TASK BRIEF: Which lines hold the word "Tons"? Copy each of them from the material.

DATA SHOWN:
───
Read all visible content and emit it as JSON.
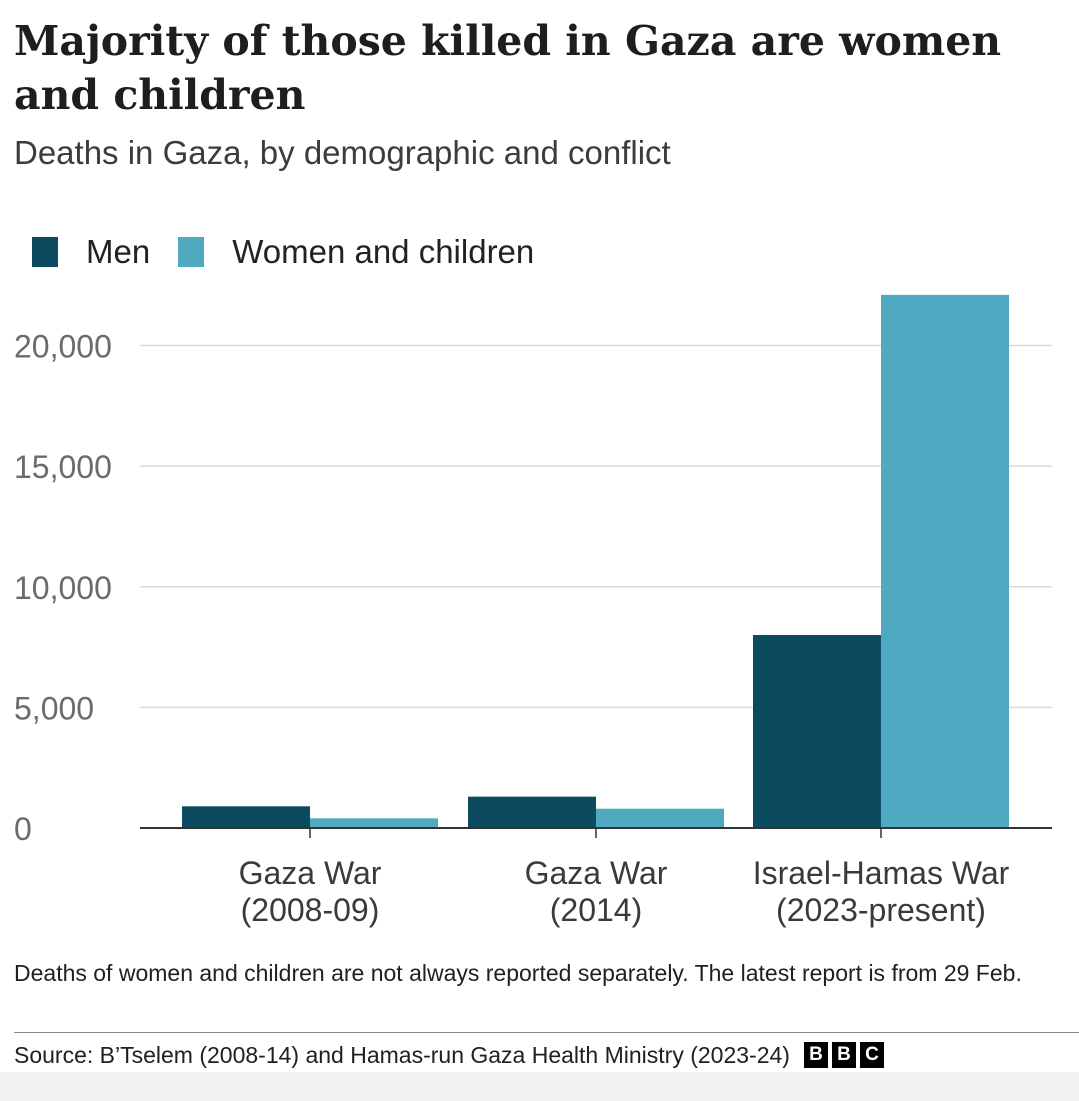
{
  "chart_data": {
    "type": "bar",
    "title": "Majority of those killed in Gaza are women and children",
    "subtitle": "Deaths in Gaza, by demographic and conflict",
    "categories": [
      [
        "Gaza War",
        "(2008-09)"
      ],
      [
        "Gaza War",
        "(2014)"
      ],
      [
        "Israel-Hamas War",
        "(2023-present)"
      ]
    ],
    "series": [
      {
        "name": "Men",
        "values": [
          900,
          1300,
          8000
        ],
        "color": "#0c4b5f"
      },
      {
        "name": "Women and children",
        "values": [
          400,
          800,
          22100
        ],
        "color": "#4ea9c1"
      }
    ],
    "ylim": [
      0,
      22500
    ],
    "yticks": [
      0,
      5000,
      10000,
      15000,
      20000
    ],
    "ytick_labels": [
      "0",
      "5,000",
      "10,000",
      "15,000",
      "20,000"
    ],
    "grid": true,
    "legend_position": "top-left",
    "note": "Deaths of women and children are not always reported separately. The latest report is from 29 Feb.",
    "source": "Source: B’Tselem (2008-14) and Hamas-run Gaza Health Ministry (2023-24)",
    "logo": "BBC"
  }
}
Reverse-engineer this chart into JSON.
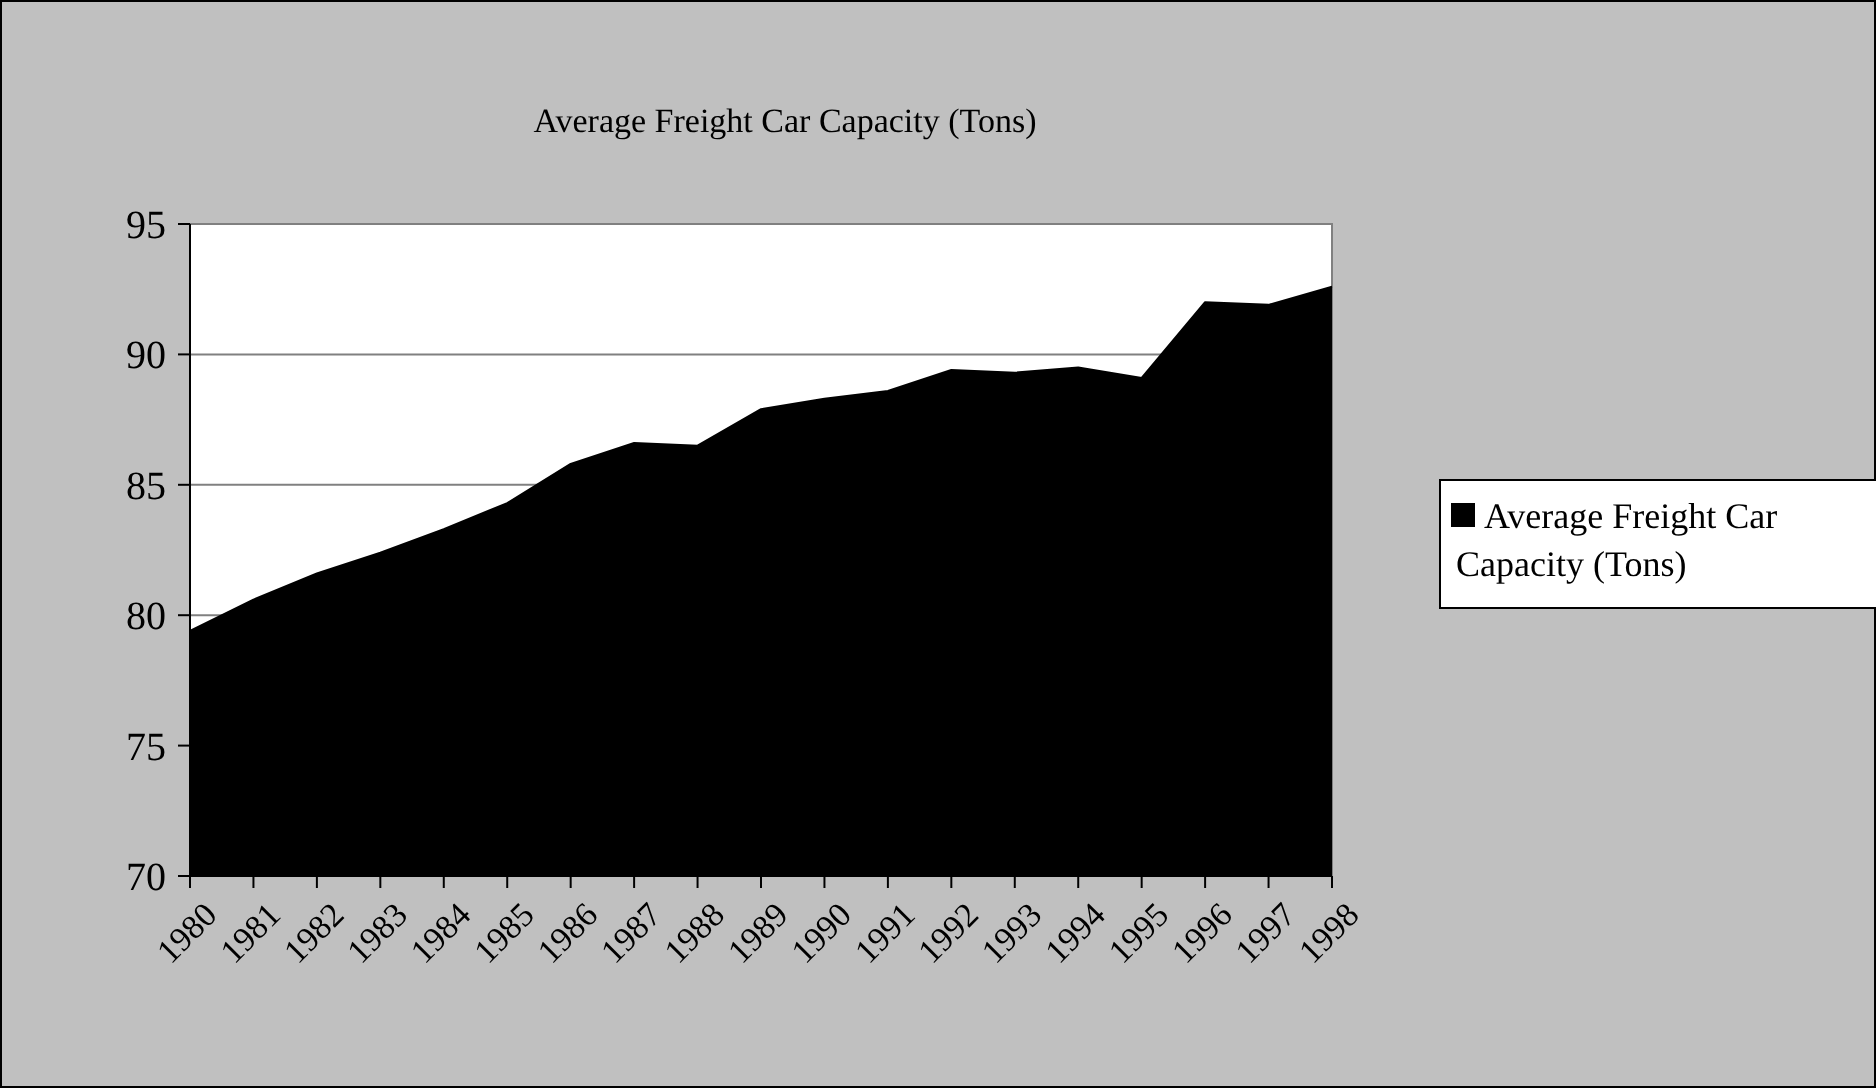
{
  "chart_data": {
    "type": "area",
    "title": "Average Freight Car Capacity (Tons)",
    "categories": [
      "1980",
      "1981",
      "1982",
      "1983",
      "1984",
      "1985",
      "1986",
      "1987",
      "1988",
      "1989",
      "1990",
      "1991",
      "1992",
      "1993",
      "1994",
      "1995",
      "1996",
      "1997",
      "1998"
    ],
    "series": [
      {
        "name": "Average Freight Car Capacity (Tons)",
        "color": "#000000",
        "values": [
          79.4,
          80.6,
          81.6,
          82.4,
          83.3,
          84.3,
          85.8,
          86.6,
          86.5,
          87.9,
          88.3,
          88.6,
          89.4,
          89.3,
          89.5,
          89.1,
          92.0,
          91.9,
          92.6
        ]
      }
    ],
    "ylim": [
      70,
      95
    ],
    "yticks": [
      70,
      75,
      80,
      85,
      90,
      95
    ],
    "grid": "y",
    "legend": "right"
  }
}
───
WRITTEN ANSWER:
    "title": "Average Freight Car Capacity (Tons)",
        "name": "Average Freight Car Capacity (Tons)",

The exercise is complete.